Then it is time to recommit to yourself as an act of self-loyalty. Self-loyalty is sometimes confused with selfishness, but it really means that you are in alignment with your values. You cannot practice or extend your values to others if you have not first given them to yourself. If you allow someone to be abusive towards you, then you would not only be lacking self-loyalty, but it would also mean that you are assisting someone with living a dishonorable value. The kindest, most loyal thing that you could do for the person would be to set a strong boundary that would aid them and limit their paths for unkind, damaging behavior.

Betrayal opens the door for us to examine our own self-loyalty. Upon reflection, we may see how the dots of this betrayal all connect, but be cautious not to begin the cycle of self-shaming and blaming again by understanding that hindsight is 20/20. Instead, release judgment and use the experience for building wisdom and as an opportunity to cultivate deeper self-loyalty. How can I be more self-honoring of my intuition about people or situations in the future? Is constructive dialogue about what happened with the other person a positive option for me? Is it healthy or beneficial for me to stay? These are hard, often uncomfortable considerations, but these kinds of questions begin to cultivate a deep sense of self-loyalty. And when we are first loyal to ourselves, we can extend and receive that from others more easily.

Moving Forward

Sometimes you will continue to be around or work with the person, organization or system where you experienced betrayal. A new normal will need to be found in order to be effective. The great Maya Angelou said, “When people show you who they are, believe them!” If the betrayal revealed an inability to be truthful, respectful or loyal, then it would make a lot of sense to adjust the relationship to this reality. Even if the other person offers an apology or is contrite, trust can only be rebuilt over time by continuous displays of change. If reconciliation happens, that’s fine. However, if it doesn’t, your path forward isn’t inhibited.

........

ABOUT THIS TASK: Extend the passage on betrayal and self-loyalty, picking up right after its final sentence.

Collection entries
........

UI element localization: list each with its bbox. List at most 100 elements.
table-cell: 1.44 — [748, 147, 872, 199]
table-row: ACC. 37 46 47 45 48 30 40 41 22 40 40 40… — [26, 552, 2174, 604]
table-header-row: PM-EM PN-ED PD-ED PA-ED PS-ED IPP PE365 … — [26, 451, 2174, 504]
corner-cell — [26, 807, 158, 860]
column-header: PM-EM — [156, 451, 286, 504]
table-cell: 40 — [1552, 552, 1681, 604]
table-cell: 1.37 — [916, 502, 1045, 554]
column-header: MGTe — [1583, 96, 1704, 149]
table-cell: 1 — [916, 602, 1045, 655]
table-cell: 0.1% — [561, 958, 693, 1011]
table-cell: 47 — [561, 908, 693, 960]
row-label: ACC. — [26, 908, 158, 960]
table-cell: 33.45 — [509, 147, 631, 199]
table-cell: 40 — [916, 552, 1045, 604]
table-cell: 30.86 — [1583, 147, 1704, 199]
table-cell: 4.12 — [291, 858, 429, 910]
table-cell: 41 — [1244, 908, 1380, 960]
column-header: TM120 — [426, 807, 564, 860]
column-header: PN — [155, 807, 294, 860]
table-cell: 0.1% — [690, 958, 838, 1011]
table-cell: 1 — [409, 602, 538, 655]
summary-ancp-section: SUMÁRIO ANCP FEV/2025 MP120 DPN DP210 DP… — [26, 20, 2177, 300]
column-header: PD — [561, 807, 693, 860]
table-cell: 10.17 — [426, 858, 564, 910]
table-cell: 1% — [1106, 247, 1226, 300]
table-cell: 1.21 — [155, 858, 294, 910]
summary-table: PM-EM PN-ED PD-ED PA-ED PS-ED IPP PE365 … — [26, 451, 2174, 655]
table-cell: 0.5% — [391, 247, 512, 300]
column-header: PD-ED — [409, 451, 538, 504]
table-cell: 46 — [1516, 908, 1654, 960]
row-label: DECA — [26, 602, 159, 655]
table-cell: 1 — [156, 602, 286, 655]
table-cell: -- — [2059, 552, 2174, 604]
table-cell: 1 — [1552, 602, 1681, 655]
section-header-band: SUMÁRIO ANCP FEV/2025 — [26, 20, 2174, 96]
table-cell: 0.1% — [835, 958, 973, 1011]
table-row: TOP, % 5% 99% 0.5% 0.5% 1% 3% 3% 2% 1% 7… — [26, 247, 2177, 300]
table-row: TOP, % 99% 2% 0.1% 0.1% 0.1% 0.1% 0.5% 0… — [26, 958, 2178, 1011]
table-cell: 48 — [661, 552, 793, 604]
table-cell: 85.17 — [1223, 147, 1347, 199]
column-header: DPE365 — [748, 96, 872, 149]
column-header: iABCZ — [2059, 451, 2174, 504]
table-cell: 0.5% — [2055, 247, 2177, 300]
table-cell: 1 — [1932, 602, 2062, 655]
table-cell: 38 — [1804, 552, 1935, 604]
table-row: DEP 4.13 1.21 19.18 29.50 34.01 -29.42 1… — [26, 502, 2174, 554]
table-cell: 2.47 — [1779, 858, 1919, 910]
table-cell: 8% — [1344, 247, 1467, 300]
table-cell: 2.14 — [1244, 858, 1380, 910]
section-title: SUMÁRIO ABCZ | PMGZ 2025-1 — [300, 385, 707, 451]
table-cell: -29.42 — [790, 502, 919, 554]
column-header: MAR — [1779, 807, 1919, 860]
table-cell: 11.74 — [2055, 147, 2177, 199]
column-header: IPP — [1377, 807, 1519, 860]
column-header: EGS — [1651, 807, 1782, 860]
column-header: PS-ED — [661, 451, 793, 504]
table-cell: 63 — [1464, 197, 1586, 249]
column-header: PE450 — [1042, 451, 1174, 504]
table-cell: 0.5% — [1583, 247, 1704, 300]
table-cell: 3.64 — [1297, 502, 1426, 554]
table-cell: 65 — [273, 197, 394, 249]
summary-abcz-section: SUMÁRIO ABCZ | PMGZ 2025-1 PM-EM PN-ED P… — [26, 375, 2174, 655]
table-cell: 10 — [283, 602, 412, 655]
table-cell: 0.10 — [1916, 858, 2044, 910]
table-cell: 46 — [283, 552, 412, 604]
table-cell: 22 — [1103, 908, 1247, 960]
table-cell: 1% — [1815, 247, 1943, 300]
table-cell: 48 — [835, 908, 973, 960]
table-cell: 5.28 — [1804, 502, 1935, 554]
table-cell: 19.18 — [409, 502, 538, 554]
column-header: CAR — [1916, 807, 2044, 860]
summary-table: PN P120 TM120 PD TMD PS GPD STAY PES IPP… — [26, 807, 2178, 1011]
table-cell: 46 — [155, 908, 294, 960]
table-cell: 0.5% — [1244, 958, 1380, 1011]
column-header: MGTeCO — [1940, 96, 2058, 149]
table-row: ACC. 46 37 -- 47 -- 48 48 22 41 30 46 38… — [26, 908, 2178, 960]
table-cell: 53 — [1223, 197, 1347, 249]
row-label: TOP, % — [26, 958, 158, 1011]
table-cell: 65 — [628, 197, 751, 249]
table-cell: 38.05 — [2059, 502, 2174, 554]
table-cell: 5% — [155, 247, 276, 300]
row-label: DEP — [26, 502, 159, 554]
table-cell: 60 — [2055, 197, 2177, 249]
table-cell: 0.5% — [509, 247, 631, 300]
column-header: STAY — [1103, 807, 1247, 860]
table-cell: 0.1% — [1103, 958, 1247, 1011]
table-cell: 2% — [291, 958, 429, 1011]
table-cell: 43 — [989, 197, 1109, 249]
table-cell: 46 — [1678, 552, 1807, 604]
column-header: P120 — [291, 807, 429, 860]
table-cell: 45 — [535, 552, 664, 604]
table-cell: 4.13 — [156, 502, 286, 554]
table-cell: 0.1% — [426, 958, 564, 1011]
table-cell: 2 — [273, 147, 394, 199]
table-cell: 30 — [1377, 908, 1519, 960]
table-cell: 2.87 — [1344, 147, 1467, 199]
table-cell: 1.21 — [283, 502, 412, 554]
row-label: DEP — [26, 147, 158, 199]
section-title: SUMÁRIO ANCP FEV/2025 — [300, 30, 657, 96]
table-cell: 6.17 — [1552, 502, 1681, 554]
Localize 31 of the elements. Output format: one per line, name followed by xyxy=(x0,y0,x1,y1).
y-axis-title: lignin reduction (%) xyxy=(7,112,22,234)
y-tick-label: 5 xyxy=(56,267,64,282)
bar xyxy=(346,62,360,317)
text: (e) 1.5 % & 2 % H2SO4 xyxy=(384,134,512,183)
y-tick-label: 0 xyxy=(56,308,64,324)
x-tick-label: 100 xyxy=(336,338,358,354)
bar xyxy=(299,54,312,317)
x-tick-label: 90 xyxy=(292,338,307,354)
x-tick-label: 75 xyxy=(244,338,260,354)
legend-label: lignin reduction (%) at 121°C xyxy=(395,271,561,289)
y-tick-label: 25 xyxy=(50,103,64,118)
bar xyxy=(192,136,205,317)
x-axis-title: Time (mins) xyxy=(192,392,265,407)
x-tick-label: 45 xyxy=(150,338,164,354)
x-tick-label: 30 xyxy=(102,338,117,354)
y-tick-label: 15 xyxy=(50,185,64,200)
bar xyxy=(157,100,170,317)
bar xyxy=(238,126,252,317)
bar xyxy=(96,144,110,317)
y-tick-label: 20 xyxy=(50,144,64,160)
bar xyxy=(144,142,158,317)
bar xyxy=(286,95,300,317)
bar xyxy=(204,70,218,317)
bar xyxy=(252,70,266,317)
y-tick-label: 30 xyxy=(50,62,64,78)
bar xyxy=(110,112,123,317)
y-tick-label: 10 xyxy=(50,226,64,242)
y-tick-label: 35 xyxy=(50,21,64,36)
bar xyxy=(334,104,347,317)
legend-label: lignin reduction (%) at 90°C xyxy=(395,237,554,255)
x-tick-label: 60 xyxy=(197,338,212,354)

........

REPLY:
Nix the Passive Aggressive – Forgive

This has to be done without becoming passive aggressive. Acknowledging what happened doesn’t mean that you get to be mean-spirited, cagy with your responses or hostile. It may simply mean that you are not willing to share your private thoughts or feelings. It doesn’t mean withholding needed work information or using the silent treatment as a cudgel. It also does not mean plotting a revenge strategy on any level. Ultimately, revenge inhibits your ability to move forward and ties you to that person or situation. Forgiveness is often misunderstood to mean that what happened wasn’t wrong. Forgiveness actually means releasing yourself from the energy of the situation. Finding forgiveness for yourself and others frees you to move forward.

This is the time to double down, triple down on your own integrity and doing your best work. When you’ve experienced deep pain, you can extend it or heal it. You can use betrayal as a crossroads to determine who you want to be and to further your values.

Justice

Truth has a way of revealing itself over time, but I wouldn’t recommend staying in a holding pattern until it surfaces. There is justice, but it doesn’t come in the form that we often prefer in the heat of our pain. Justice is always present because the Core Motivation of the betrayer lives within. If the motivation was based on a need to “get ahead,” to not take responsibility, to leverage information for gain or simply a lack of integrity, then that motivation is the one that is lived with until the person does their own healing work. These kinds of motivations are based in a sense of lack or fear. That sense of lack and fear is a filter for everything and cultivates the belief that the world operates as such. This becomes a paranoia that someone else will not be loyal, and this deep fear permeates all aspects of the person’s life, actions and relationships. We live the reality of our beliefs for better or worse.

This is why maintaining your own integrity, shunning passive aggressive behaviors and focusing on cultivating deep self-loyalty that extends outward is not only moving forward, but thriving and turning a painful moment into an opportunity for life elevation.